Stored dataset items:
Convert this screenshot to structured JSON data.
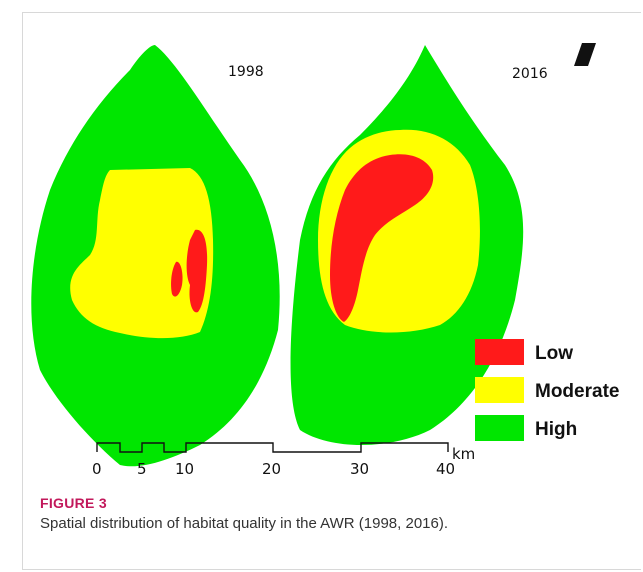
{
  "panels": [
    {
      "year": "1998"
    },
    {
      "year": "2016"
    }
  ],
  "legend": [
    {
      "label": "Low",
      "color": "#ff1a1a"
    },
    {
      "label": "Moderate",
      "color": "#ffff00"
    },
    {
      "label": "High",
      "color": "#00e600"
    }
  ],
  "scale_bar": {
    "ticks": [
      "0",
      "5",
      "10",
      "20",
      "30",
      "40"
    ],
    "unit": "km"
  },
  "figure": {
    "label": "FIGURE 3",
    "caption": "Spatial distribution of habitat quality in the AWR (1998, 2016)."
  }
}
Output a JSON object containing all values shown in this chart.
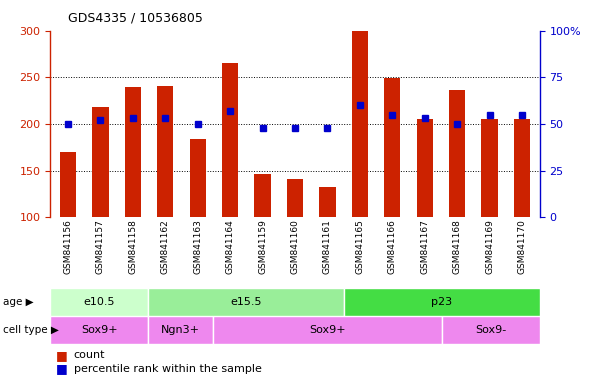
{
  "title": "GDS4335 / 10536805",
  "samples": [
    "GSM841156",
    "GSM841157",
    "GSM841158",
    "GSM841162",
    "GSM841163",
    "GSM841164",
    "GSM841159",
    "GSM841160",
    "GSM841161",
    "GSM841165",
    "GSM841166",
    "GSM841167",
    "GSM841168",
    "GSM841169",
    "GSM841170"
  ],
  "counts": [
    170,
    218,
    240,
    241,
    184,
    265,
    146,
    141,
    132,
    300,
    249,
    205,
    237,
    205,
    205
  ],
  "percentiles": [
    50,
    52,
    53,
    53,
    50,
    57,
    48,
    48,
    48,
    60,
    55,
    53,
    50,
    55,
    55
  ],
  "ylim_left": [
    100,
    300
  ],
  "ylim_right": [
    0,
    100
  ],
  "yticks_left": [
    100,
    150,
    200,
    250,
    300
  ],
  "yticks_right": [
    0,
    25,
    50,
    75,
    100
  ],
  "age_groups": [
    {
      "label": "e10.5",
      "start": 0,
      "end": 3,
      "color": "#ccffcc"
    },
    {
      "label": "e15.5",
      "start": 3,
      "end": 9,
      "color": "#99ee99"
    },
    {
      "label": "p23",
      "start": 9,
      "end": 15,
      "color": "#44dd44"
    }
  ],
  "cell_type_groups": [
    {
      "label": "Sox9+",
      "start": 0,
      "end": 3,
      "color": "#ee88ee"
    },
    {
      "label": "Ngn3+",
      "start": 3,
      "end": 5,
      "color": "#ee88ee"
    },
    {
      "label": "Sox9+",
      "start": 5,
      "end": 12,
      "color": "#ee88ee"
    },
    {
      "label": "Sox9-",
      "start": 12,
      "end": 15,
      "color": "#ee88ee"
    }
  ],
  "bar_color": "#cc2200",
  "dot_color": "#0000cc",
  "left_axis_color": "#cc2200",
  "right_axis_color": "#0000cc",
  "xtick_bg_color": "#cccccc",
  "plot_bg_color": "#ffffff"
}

---

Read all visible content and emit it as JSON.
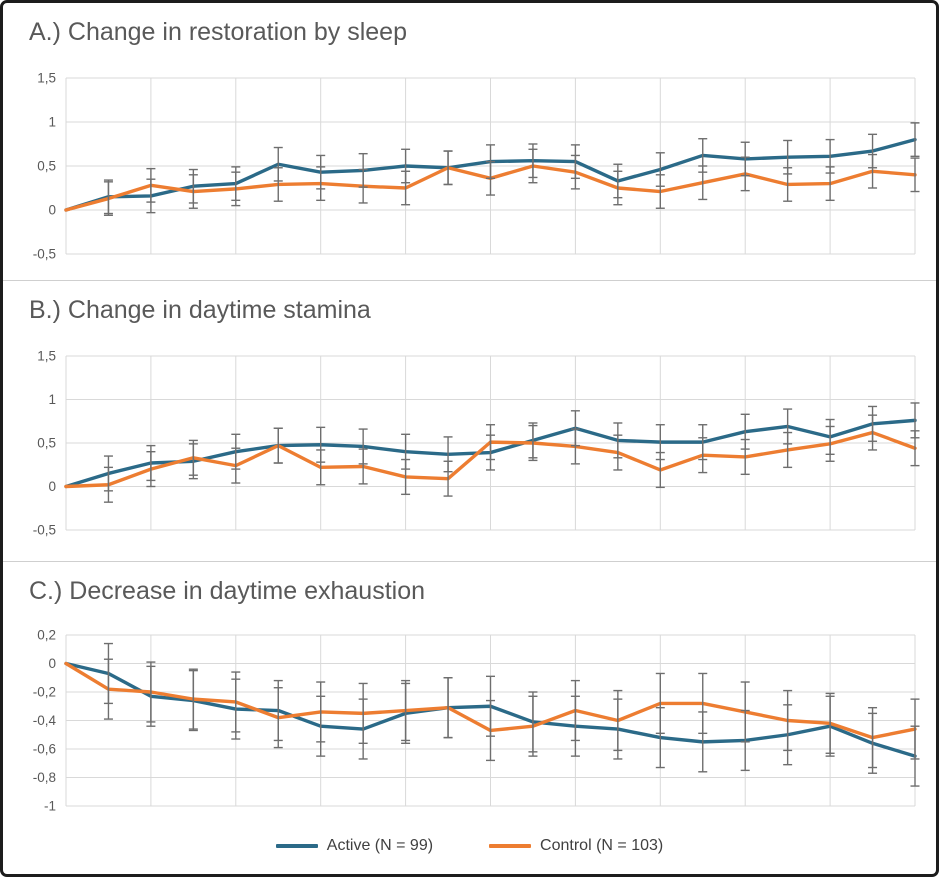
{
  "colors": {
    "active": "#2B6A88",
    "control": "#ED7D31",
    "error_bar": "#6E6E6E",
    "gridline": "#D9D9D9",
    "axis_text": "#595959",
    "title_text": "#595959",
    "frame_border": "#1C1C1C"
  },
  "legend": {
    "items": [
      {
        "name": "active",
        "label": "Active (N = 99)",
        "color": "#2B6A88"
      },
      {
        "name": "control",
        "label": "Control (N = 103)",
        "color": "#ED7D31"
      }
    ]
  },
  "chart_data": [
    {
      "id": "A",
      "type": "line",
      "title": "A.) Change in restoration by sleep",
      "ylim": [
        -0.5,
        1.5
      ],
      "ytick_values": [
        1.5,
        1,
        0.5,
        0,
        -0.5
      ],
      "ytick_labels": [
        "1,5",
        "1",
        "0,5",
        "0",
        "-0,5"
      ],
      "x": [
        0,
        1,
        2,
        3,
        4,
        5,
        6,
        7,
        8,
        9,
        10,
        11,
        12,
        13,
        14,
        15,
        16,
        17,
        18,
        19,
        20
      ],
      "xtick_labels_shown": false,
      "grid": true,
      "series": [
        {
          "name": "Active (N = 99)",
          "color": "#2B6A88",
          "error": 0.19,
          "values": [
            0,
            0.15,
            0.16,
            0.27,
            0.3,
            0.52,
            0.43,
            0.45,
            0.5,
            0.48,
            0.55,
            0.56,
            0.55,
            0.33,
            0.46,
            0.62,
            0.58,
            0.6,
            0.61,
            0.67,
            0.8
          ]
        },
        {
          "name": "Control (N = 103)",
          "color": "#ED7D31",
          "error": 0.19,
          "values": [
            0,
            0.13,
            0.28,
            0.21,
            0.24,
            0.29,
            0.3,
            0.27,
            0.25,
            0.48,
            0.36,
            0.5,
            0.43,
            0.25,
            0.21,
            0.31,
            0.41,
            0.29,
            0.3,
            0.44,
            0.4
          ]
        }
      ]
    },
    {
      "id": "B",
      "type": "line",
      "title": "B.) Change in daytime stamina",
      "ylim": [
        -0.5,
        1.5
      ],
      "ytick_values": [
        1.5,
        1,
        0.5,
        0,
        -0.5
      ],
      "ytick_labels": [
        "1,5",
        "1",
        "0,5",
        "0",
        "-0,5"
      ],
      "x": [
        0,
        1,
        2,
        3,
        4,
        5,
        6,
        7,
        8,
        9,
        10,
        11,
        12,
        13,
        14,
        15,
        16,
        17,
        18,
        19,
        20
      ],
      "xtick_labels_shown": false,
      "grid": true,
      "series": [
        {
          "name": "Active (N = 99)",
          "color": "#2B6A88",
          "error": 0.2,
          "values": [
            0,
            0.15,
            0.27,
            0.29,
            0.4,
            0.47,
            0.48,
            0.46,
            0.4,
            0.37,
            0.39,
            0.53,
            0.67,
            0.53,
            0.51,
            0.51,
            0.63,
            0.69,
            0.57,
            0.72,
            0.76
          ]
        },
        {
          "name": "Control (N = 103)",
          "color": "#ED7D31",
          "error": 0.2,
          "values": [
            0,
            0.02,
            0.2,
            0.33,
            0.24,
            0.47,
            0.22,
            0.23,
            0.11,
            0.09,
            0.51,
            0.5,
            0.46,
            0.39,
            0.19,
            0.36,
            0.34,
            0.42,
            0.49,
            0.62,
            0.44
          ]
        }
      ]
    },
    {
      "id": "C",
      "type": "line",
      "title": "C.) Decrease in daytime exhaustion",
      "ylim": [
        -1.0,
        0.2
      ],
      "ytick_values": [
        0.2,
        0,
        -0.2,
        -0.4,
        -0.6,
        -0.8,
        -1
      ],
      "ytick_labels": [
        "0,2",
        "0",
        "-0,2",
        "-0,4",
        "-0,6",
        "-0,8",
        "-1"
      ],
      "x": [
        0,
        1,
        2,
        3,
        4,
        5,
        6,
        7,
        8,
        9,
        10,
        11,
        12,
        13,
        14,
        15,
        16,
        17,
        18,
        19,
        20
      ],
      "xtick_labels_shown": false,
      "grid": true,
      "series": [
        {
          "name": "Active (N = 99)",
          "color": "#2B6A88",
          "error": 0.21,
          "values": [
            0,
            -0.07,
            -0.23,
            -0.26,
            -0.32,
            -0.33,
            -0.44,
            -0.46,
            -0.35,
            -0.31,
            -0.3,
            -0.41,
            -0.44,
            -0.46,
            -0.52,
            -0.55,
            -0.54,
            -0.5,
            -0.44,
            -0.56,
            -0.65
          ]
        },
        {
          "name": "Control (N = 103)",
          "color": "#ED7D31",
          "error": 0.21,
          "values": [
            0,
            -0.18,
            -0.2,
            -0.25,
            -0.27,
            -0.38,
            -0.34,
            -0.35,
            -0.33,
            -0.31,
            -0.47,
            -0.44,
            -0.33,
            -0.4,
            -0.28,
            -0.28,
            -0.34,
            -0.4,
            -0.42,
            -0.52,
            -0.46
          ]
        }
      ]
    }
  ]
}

TASK OBJECTIVE:
Where a line in the entries holds the word "start", copy that line.

REPLY TO THE TASK:
      "start": 0,
      "start": 3,
      "start": 9,
      "start": 0,
      "start": 3,
      "start": 5,
      "start": 12,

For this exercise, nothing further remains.